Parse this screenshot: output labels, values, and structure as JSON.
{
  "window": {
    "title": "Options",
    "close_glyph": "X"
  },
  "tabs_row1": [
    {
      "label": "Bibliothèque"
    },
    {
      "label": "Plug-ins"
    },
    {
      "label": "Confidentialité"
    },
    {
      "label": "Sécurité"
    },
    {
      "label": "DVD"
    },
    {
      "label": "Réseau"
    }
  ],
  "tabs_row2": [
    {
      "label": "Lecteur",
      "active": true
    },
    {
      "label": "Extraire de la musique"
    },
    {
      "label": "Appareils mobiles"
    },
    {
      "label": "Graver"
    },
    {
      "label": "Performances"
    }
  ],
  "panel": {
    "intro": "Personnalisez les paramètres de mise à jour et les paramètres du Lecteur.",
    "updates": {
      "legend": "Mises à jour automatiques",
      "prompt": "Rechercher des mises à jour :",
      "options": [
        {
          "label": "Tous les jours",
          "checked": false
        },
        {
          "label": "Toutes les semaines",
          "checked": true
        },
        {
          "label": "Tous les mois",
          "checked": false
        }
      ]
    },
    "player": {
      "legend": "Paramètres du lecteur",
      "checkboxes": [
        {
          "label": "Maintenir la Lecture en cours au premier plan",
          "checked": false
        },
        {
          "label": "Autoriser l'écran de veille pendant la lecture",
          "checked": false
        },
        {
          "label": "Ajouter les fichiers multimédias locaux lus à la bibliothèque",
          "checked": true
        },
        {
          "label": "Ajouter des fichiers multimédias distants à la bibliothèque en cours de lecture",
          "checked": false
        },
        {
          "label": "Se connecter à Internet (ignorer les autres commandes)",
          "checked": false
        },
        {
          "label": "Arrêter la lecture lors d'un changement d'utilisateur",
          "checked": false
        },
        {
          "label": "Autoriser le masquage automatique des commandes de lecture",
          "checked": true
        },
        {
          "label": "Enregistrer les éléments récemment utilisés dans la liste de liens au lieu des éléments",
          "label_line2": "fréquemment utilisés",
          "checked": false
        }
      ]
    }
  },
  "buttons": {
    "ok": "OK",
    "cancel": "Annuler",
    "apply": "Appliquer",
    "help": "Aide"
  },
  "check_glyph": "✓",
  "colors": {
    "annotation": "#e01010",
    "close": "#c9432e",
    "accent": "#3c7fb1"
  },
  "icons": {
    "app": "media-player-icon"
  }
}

──────────

*Aim*: Look through the entries above; copy each line where the string "Autoriser" appears.

*Response for this exercise*:
          "label": "Autoriser l'écran de veille pendant la lecture",
          "label": "Autoriser le masquage automatique des commandes de lecture",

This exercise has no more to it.